**Activity**
Print the records below exactly as they appear. Omit all pictures.

**Record excerpts**
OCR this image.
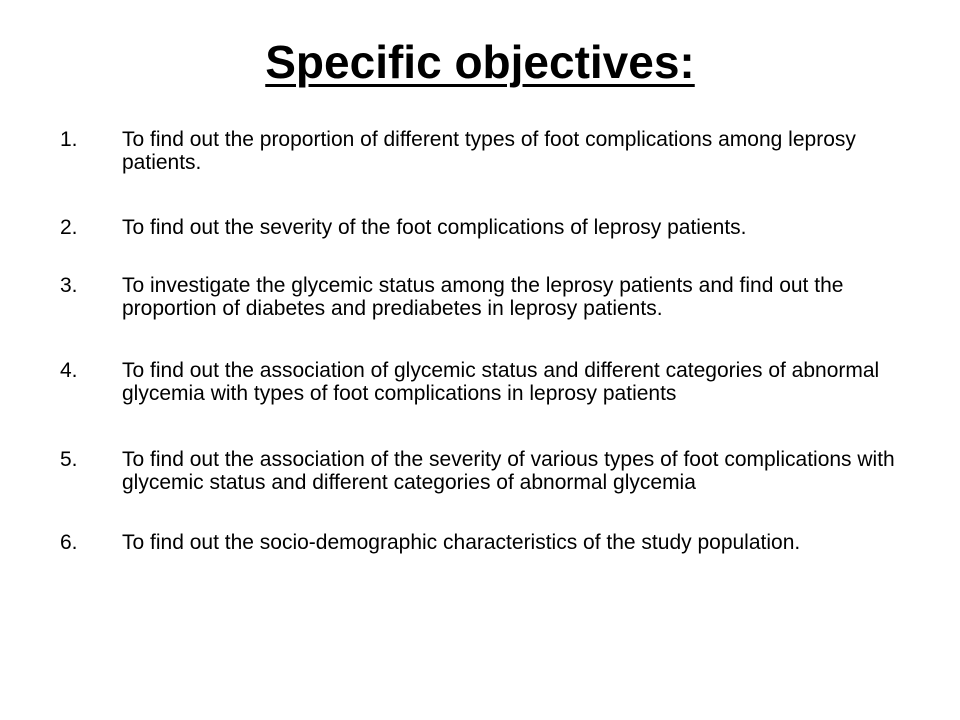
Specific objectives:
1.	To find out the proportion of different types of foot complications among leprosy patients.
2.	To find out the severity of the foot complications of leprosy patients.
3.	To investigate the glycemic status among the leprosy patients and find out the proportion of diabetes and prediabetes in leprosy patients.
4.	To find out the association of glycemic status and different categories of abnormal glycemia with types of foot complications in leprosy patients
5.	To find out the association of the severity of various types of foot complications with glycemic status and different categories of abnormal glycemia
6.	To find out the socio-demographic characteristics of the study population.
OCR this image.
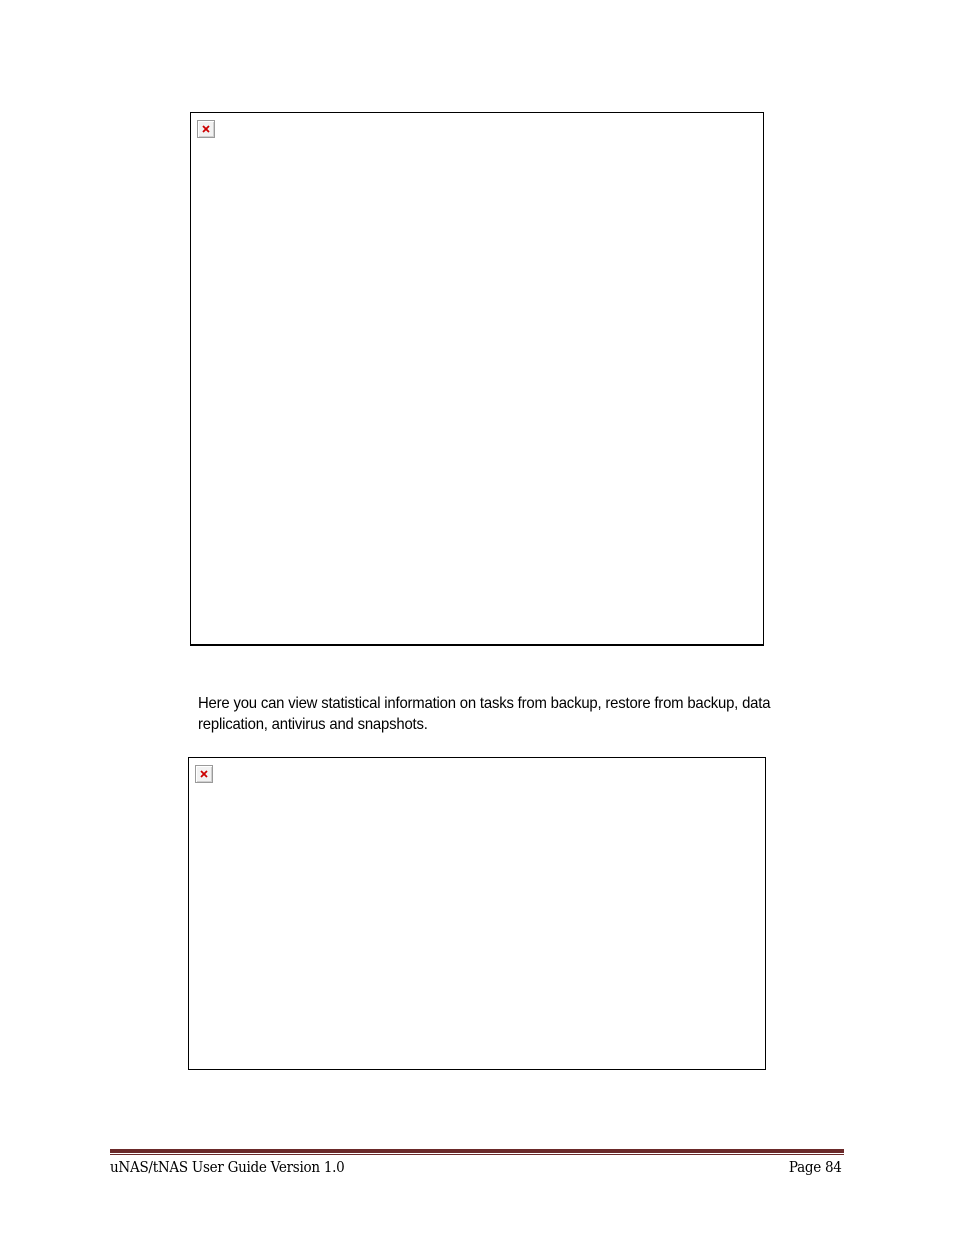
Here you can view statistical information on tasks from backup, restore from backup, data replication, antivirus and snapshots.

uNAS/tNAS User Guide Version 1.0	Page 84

**Solution to this exercise**
OCR this image.
Specific objectives:
1.	To find out the proportion of different types of foot complications among leprosy patients.
2.	To find out the severity of the foot complications of leprosy patients.
3.	To investigate the glycemic status among the leprosy patients and find out the proportion of diabetes and prediabetes in leprosy patients.
4.	To find out the association of glycemic status and different categories of abnormal glycemia with types of foot complications in leprosy patients
5.	To find out the association of the severity of various types of foot complications with glycemic status and different categories of abnormal glycemia
6.	To find out the socio-demographic characteristics of the study population.
OCR this image.
Here you can view statistical information on tasks from backup, restore from backup, data replication, antivirus and snapshots.

uNAS/tNAS User Guide Version 1.0	Page 84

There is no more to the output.